Stated goal
Please report every line from the material that contains the word "ylabel".

Data entries
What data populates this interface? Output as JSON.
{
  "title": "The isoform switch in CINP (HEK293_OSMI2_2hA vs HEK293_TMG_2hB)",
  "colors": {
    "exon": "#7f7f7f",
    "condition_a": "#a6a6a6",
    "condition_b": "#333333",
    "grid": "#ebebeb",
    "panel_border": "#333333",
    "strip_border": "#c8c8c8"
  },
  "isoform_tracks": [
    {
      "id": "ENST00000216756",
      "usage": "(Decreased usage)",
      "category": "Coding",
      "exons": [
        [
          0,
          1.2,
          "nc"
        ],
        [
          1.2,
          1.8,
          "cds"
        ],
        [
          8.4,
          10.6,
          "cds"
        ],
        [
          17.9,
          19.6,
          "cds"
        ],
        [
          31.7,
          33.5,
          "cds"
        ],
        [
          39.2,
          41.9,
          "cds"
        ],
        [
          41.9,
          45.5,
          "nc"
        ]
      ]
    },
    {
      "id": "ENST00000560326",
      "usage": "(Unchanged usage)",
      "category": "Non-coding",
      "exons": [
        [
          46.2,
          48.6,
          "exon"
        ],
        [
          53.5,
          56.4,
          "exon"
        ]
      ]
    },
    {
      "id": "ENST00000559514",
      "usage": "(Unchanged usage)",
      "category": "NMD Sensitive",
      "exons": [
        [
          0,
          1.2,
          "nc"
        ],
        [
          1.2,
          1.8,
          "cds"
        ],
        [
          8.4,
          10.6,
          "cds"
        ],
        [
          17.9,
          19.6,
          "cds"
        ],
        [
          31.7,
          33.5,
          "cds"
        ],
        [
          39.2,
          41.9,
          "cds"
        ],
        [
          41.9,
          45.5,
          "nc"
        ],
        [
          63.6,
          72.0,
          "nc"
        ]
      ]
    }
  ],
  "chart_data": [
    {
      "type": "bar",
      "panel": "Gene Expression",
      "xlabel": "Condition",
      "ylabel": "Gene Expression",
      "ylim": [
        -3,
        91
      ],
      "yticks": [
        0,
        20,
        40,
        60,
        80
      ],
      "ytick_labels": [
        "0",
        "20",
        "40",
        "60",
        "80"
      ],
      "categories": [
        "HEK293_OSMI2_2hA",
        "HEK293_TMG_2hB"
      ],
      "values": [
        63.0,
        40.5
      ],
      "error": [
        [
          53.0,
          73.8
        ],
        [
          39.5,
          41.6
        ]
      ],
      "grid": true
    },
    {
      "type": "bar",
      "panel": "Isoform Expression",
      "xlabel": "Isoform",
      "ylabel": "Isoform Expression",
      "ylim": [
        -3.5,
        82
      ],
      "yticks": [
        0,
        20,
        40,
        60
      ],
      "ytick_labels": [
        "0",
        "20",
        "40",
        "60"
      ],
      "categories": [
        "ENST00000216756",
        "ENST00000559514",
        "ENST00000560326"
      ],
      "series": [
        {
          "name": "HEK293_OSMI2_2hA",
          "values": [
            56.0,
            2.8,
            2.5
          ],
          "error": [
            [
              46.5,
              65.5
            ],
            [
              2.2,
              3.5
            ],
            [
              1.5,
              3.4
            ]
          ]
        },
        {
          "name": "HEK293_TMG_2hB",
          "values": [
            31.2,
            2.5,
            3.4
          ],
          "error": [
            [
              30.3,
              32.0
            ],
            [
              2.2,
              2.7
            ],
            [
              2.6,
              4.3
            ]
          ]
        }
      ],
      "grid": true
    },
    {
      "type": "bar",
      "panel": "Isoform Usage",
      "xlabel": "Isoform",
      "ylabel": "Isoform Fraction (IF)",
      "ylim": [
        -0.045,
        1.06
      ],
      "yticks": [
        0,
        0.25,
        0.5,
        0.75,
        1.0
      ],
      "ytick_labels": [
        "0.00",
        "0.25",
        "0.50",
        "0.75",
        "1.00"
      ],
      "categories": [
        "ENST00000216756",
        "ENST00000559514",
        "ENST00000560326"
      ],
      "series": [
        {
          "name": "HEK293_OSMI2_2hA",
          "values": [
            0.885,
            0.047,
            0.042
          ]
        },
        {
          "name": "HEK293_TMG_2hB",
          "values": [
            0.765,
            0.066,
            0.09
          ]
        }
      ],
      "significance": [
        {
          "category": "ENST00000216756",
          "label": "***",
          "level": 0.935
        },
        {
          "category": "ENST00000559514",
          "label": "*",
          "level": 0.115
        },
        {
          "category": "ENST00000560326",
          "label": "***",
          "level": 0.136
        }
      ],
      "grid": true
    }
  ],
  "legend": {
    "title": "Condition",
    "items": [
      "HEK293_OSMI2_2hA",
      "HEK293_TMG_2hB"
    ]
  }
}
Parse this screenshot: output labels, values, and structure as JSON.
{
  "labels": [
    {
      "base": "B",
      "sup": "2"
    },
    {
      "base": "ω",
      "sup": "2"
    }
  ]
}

The completed task
      "ylabel": "Gene Expression",
      "ylabel": "Isoform Expression",
      "ylabel": "Isoform Fraction (IF)",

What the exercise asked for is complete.